▸ **DIRECTIONS FOR THIS TASK**
Express the lines of the material below as a JSON list of strings, one string per line, starting at the line containing "truck-icon xyxy=(118,16,128,22)" and stopping after the line containing "account-nav: KONTO MERKZETTEL". Omit any blank lines.

▸ **EXTRACTED MATERIAL**
= = = = = = =

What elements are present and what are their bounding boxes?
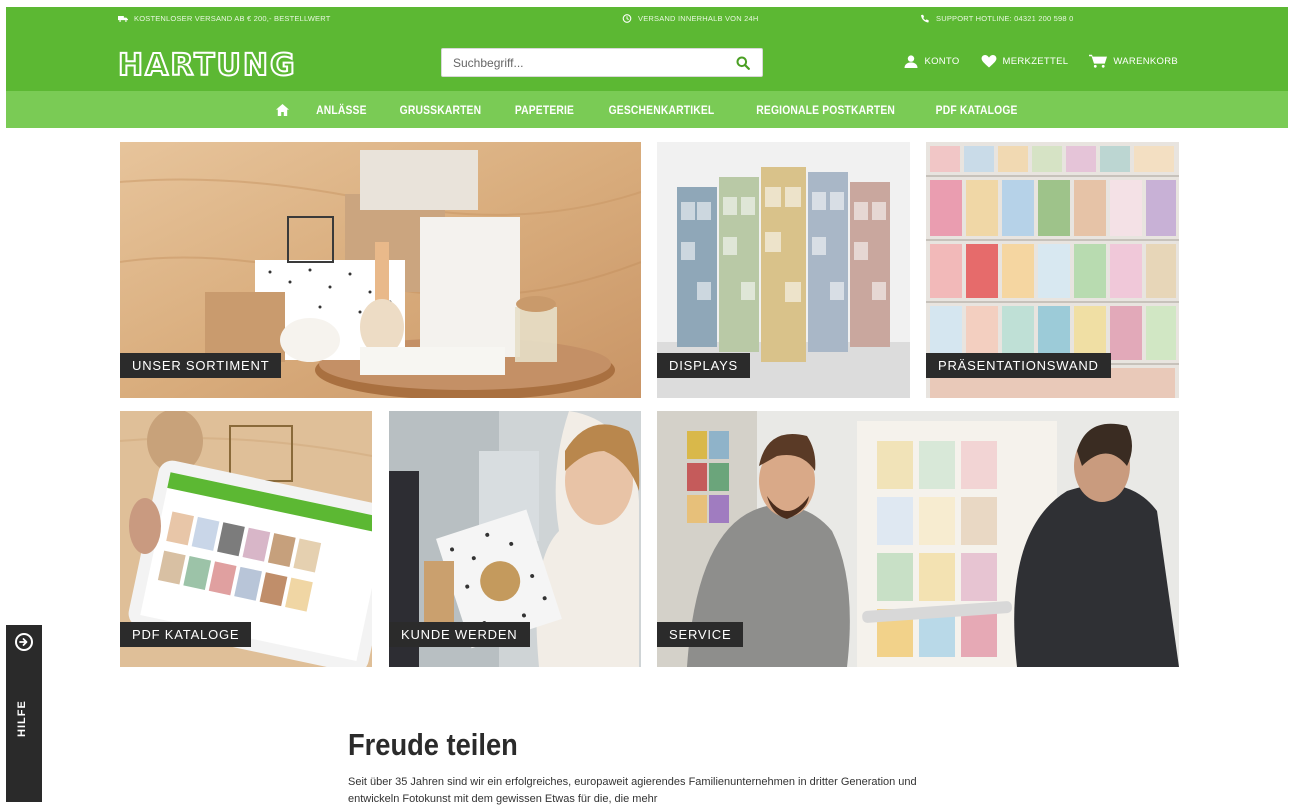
truck-icon xyxy=(118,16,128,22)
usp-delivery-text: VERSAND INNERHALB VON 24H xyxy=(638,14,759,23)
usp-bar: KOSTENLOSER VERSAND AB € 200,- BESTELLWE… xyxy=(6,7,1288,31)
search-box xyxy=(441,48,763,77)
search-icon xyxy=(736,56,750,70)
account-nav: KONTO MERKZETTEL WARENKORB xyxy=(904,54,1178,68)
main-navigation: ANLÄSSE GRUSSKARTEN PAPETERIE GESCHENKAR… xyxy=(6,91,1288,128)
heart-icon xyxy=(981,54,996,68)
intro-text: Seit über 35 Jahren sind wir ein erfolgr… xyxy=(348,776,917,805)
clock-icon xyxy=(622,14,632,23)
tile-service[interactable]: SERVICE xyxy=(657,411,1179,667)
account-label: KONTO xyxy=(924,55,960,67)
cart-icon xyxy=(1089,54,1108,68)
help-tab[interactable]: HILFE xyxy=(6,625,42,802)
hartung-logo[interactable]: HARTUNG xyxy=(117,46,304,86)
page: KOSTENLOSER VERSAND AB € 200,- BESTELLWE… xyxy=(0,0,1290,810)
tile-praesentationswand[interactable]: PRÄSENTATIONSWAND xyxy=(926,142,1179,398)
tile-displays[interactable]: DISPLAYS xyxy=(657,142,910,398)
tile-kunde-werden[interactable]: KUNDE WERDEN xyxy=(389,411,641,667)
wishlist-label: MERKZETTEL xyxy=(1002,55,1069,67)
usp-delivery: VERSAND INNERHALB VON 24H xyxy=(622,14,758,23)
home-link[interactable] xyxy=(276,103,290,117)
usp-hotline: SUPPORT HOTLINE: 04321 200 598 0 xyxy=(920,14,1073,23)
usp-shipping-text: KOSTENLOSER VERSAND AB € 200,- BESTELLWE… xyxy=(134,14,331,23)
nav-item-regionale-postkarten[interactable]: REGIONALE POSTKARTEN xyxy=(757,103,896,117)
nav-item-geschenkartikel[interactable]: GESCHENKARTIKEL xyxy=(609,103,715,117)
tile-pdf-kataloge[interactable]: PDF KATALOGE xyxy=(120,411,372,667)
usp-shipping: KOSTENLOSER VERSAND AB € 200,- BESTELLWE… xyxy=(118,14,331,23)
logo-text: HARTUNG xyxy=(117,47,297,84)
search-button[interactable] xyxy=(724,49,762,76)
tile-caption: UNSER SORTIMENT xyxy=(120,353,282,378)
phone-icon xyxy=(921,14,929,23)
account-link[interactable]: KONTO xyxy=(904,54,960,68)
help-label: HILFE xyxy=(16,700,28,737)
nav-item-pdf-kataloge[interactable]: PDF KATALOGE xyxy=(935,103,1017,117)
tile-caption: PRÄSENTATIONSWAND xyxy=(926,353,1111,378)
tile-sortiment[interactable]: UNSER SORTIMENT xyxy=(120,142,641,398)
home-icon xyxy=(276,103,290,116)
intro-title: Freude teilen xyxy=(348,727,518,762)
usp-hotline-text: SUPPORT HOTLINE: 04321 200 598 0 xyxy=(936,14,1074,23)
tile-caption: KUNDE WERDEN xyxy=(389,622,530,647)
cart-link[interactable]: WARENKORB xyxy=(1089,54,1178,68)
nav-item-papeterie[interactable]: PAPETERIE xyxy=(514,103,573,117)
nav-item-anlaesse[interactable]: ANLÄSSE xyxy=(316,103,367,117)
tile-caption: DISPLAYS xyxy=(657,353,751,378)
site-header: KOSTENLOSER VERSAND AB € 200,- BESTELLWE… xyxy=(6,7,1288,128)
tile-caption: SERVICE xyxy=(657,622,744,647)
nav-item-grusskarten[interactable]: GRUSSKARTEN xyxy=(399,103,481,117)
arrow-right-circle-icon xyxy=(15,633,33,651)
user-icon xyxy=(904,54,918,68)
tile-caption: PDF KATALOGE xyxy=(120,622,252,647)
wishlist-link[interactable]: MERKZETTEL xyxy=(981,54,1069,68)
cart-label: WARENKORB xyxy=(1113,55,1178,67)
search-input[interactable] xyxy=(442,49,722,76)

= = = = = = =

▸ **RESPONSE FOR THIS EXERCISE**
[
  "truck-icon xyxy=(118,16,128,22)",
  "usp-delivery-text: VERSAND INNERHALB VON 24H xyxy=(638,14,759,23)",
  "usp-bar: KOSTENLOSER VERSAND AB € 200,- BESTELLWE… xyxy=(6,7,1288,31)",
  "search-box xyxy=(441,48,763,77)",
  "search-icon xyxy=(736,56,750,70)",
  "account-nav: KONTO MERKZETTEL WARENKORB xyxy=(904,54,1178,68)"
]